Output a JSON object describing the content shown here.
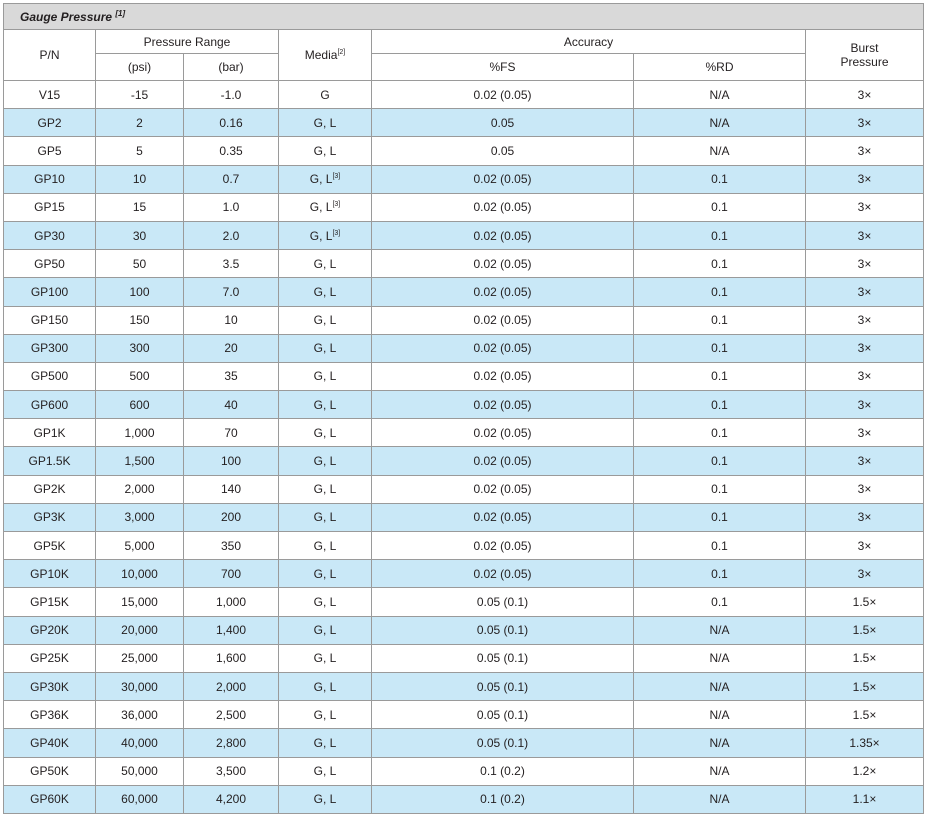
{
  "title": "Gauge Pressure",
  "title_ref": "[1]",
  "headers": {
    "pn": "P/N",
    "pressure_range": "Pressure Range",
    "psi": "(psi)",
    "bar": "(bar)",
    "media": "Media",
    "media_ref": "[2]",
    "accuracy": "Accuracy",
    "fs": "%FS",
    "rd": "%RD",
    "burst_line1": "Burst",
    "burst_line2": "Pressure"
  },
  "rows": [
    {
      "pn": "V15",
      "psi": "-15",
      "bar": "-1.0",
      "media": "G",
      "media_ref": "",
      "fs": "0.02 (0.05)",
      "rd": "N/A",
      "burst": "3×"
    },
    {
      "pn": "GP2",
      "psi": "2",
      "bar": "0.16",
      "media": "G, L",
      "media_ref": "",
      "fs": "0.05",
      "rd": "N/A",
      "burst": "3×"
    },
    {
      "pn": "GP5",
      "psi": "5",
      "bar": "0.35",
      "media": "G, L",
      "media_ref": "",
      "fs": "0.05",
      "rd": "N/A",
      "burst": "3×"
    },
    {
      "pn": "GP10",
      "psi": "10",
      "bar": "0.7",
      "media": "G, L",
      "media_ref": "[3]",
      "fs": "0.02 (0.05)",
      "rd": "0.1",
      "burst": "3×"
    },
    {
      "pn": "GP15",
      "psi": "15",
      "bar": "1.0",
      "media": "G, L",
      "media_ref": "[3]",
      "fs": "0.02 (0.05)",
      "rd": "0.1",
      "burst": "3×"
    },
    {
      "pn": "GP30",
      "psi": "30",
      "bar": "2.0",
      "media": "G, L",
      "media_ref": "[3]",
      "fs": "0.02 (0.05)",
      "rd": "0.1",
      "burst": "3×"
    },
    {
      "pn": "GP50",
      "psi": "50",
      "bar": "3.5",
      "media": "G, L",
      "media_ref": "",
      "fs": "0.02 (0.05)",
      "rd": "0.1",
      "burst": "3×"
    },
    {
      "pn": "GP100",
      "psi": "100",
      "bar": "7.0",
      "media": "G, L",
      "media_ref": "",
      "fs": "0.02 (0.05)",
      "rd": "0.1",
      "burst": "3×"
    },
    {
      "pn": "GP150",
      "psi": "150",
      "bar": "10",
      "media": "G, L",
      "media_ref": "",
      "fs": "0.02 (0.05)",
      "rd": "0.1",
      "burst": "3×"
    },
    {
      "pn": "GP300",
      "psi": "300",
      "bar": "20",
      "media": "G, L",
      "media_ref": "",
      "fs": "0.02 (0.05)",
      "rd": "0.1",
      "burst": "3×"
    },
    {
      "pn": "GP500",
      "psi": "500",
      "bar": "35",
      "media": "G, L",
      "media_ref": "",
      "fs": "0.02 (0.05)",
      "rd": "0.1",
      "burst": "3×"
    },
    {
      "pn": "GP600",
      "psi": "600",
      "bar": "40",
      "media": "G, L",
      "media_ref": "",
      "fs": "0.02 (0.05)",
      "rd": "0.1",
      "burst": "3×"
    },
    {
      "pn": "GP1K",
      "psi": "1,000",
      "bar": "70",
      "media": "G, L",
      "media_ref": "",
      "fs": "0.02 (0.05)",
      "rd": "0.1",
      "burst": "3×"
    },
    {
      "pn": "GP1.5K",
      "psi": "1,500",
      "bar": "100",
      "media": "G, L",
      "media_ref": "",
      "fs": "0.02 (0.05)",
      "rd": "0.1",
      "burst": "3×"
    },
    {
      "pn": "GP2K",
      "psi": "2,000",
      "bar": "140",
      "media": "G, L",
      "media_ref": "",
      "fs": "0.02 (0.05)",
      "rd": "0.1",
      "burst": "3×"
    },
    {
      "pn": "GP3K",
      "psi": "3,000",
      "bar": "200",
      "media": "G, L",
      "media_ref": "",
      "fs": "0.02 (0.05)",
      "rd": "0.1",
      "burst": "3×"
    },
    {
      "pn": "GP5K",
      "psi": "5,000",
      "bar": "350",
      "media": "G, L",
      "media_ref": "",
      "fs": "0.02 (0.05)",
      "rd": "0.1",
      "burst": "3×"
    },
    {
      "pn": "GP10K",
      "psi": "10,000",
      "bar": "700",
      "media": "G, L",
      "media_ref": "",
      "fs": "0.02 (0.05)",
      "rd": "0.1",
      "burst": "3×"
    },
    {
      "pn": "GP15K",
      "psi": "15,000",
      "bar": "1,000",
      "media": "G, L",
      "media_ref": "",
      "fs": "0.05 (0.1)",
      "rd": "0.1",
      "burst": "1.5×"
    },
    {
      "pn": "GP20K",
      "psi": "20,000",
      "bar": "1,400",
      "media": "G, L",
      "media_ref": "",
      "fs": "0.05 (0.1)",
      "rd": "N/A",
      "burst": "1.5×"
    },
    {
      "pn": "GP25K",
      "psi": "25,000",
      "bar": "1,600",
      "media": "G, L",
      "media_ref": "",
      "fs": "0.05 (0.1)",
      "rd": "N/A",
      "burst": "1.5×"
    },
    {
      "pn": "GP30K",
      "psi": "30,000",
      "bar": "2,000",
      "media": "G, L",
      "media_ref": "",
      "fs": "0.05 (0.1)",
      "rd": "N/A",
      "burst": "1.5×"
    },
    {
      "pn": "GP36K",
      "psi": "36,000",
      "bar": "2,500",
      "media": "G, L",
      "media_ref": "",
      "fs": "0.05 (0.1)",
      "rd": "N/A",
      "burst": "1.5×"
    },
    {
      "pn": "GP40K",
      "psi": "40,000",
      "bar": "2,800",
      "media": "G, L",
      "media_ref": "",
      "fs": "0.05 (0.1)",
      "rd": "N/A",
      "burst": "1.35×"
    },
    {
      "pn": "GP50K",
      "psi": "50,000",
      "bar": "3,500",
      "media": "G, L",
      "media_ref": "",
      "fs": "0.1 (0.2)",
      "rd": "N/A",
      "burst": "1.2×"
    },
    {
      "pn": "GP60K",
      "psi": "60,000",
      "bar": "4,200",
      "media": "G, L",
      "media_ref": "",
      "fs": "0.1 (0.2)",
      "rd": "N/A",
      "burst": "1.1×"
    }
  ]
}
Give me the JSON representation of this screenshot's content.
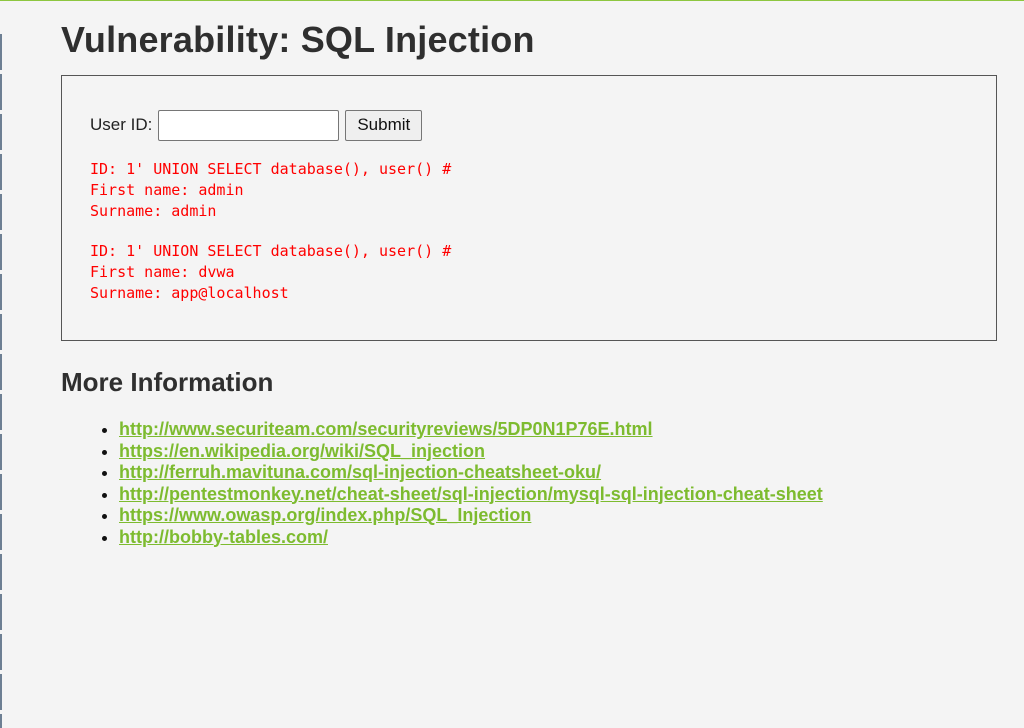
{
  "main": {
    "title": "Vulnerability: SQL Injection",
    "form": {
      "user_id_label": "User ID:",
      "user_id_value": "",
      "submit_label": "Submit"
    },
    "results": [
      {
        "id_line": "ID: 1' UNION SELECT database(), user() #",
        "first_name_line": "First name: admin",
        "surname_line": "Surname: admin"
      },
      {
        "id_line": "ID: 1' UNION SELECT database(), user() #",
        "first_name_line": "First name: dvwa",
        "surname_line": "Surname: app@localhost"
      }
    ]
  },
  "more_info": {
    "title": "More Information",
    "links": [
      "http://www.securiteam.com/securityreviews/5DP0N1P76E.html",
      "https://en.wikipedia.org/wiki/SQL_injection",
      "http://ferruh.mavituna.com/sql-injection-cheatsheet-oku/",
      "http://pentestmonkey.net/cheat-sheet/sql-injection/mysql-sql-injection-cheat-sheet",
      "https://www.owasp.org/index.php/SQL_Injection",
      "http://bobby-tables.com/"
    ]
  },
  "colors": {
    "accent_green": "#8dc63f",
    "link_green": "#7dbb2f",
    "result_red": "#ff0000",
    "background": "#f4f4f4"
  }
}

════════════════

• [YOUR OBJECTIVE]
All entries are to be retyped exactly. Omit any embedded images.

• [EXERCISE SOLUTION]
Output a JSON object describing the content shown here.
{
  "title": "Gauge Pressure",
  "title_ref": "[1]",
  "headers": {
    "pn": "P/N",
    "pressure_range": "Pressure Range",
    "psi": "(psi)",
    "bar": "(bar)",
    "media": "Media",
    "media_ref": "[2]",
    "accuracy": "Accuracy",
    "fs": "%FS",
    "rd": "%RD",
    "burst_line1": "Burst",
    "burst_line2": "Pressure"
  },
  "rows": [
    {
      "pn": "V15",
      "psi": "-15",
      "bar": "-1.0",
      "media": "G",
      "media_ref": "",
      "fs": "0.02 (0.05)",
      "rd": "N/A",
      "burst": "3×"
    },
    {
      "pn": "GP2",
      "psi": "2",
      "bar": "0.16",
      "media": "G, L",
      "media_ref": "",
      "fs": "0.05",
      "rd": "N/A",
      "burst": "3×"
    },
    {
      "pn": "GP5",
      "psi": "5",
      "bar": "0.35",
      "media": "G, L",
      "media_ref": "",
      "fs": "0.05",
      "rd": "N/A",
      "burst": "3×"
    },
    {
      "pn": "GP10",
      "psi": "10",
      "bar": "0.7",
      "media": "G, L",
      "media_ref": "[3]",
      "fs": "0.02 (0.05)",
      "rd": "0.1",
      "burst": "3×"
    },
    {
      "pn": "GP15",
      "psi": "15",
      "bar": "1.0",
      "media": "G, L",
      "media_ref": "[3]",
      "fs": "0.02 (0.05)",
      "rd": "0.1",
      "burst": "3×"
    },
    {
      "pn": "GP30",
      "psi": "30",
      "bar": "2.0",
      "media": "G, L",
      "media_ref": "[3]",
      "fs": "0.02 (0.05)",
      "rd": "0.1",
      "burst": "3×"
    },
    {
      "pn": "GP50",
      "psi": "50",
      "bar": "3.5",
      "media": "G, L",
      "media_ref": "",
      "fs": "0.02 (0.05)",
      "rd": "0.1",
      "burst": "3×"
    },
    {
      "pn": "GP100",
      "psi": "100",
      "bar": "7.0",
      "media": "G, L",
      "media_ref": "",
      "fs": "0.02 (0.05)",
      "rd": "0.1",
      "burst": "3×"
    },
    {
      "pn": "GP150",
      "psi": "150",
      "bar": "10",
      "media": "G, L",
      "media_ref": "",
      "fs": "0.02 (0.05)",
      "rd": "0.1",
      "burst": "3×"
    },
    {
      "pn": "GP300",
      "psi": "300",
      "bar": "20",
      "media": "G, L",
      "media_ref": "",
      "fs": "0.02 (0.05)",
      "rd": "0.1",
      "burst": "3×"
    },
    {
      "pn": "GP500",
      "psi": "500",
      "bar": "35",
      "media": "G, L",
      "media_ref": "",
      "fs": "0.02 (0.05)",
      "rd": "0.1",
      "burst": "3×"
    },
    {
      "pn": "GP600",
      "psi": "600",
      "bar": "40",
      "media": "G, L",
      "media_ref": "",
      "fs": "0.02 (0.05)",
      "rd": "0.1",
      "burst": "3×"
    },
    {
      "pn": "GP1K",
      "psi": "1,000",
      "bar": "70",
      "media": "G, L",
      "media_ref": "",
      "fs": "0.02 (0.05)",
      "rd": "0.1",
      "burst": "3×"
    },
    {
      "pn": "GP1.5K",
      "psi": "1,500",
      "bar": "100",
      "media": "G, L",
      "media_ref": "",
      "fs": "0.02 (0.05)",
      "rd": "0.1",
      "burst": "3×"
    },
    {
      "pn": "GP2K",
      "psi": "2,000",
      "bar": "140",
      "media": "G, L",
      "media_ref": "",
      "fs": "0.02 (0.05)",
      "rd": "0.1",
      "burst": "3×"
    },
    {
      "pn": "GP3K",
      "psi": "3,000",
      "bar": "200",
      "media": "G, L",
      "media_ref": "",
      "fs": "0.02 (0.05)",
      "rd": "0.1",
      "burst": "3×"
    },
    {
      "pn": "GP5K",
      "psi": "5,000",
      "bar": "350",
      "media": "G, L",
      "media_ref": "",
      "fs": "0.02 (0.05)",
      "rd": "0.1",
      "burst": "3×"
    },
    {
      "pn": "GP10K",
      "psi": "10,000",
      "bar": "700",
      "media": "G, L",
      "media_ref": "",
      "fs": "0.02 (0.05)",
      "rd": "0.1",
      "burst": "3×"
    },
    {
      "pn": "GP15K",
      "psi": "15,000",
      "bar": "1,000",
      "media": "G, L",
      "media_ref": "",
      "fs": "0.05 (0.1)",
      "rd": "0.1",
      "burst": "1.5×"
    },
    {
      "pn": "GP20K",
      "psi": "20,000",
      "bar": "1,400",
      "media": "G, L",
      "media_ref": "",
      "fs": "0.05 (0.1)",
      "rd": "N/A",
      "burst": "1.5×"
    },
    {
      "pn": "GP25K",
      "psi": "25,000",
      "bar": "1,600",
      "media": "G, L",
      "media_ref": "",
      "fs": "0.05 (0.1)",
      "rd": "N/A",
      "burst": "1.5×"
    },
    {
      "pn": "GP30K",
      "psi": "30,000",
      "bar": "2,000",
      "media": "G, L",
      "media_ref": "",
      "fs": "0.05 (0.1)",
      "rd": "N/A",
      "burst": "1.5×"
    },
    {
      "pn": "GP36K",
      "psi": "36,000",
      "bar": "2,500",
      "media": "G, L",
      "media_ref": "",
      "fs": "0.05 (0.1)",
      "rd": "N/A",
      "burst": "1.5×"
    },
    {
      "pn": "GP40K",
      "psi": "40,000",
      "bar": "2,800",
      "media": "G, L",
      "media_ref": "",
      "fs": "0.05 (0.1)",
      "rd": "N/A",
      "burst": "1.35×"
    },
    {
      "pn": "GP50K",
      "psi": "50,000",
      "bar": "3,500",
      "media": "G, L",
      "media_ref": "",
      "fs": "0.1 (0.2)",
      "rd": "N/A",
      "burst": "1.2×"
    },
    {
      "pn": "GP60K",
      "psi": "60,000",
      "bar": "4,200",
      "media": "G, L",
      "media_ref": "",
      "fs": "0.1 (0.2)",
      "rd": "N/A",
      "burst": "1.1×"
    }
  ]
}
Give me the JSON representation of this screenshot's content.
{
  "main": {
    "title": "Vulnerability: SQL Injection",
    "form": {
      "user_id_label": "User ID:",
      "user_id_value": "",
      "submit_label": "Submit"
    },
    "results": [
      {
        "id_line": "ID: 1' UNION SELECT database(), user() #",
        "first_name_line": "First name: admin",
        "surname_line": "Surname: admin"
      },
      {
        "id_line": "ID: 1' UNION SELECT database(), user() #",
        "first_name_line": "First name: dvwa",
        "surname_line": "Surname: app@localhost"
      }
    ]
  },
  "more_info": {
    "title": "More Information",
    "links": [
      "http://www.securiteam.com/securityreviews/5DP0N1P76E.html",
      "https://en.wikipedia.org/wiki/SQL_injection",
      "http://ferruh.mavituna.com/sql-injection-cheatsheet-oku/",
      "http://pentestmonkey.net/cheat-sheet/sql-injection/mysql-sql-injection-cheat-sheet",
      "https://www.owasp.org/index.php/SQL_Injection",
      "http://bobby-tables.com/"
    ]
  },
  "colors": {
    "accent_green": "#8dc63f",
    "link_green": "#7dbb2f",
    "result_red": "#ff0000",
    "background": "#f4f4f4"
  }
}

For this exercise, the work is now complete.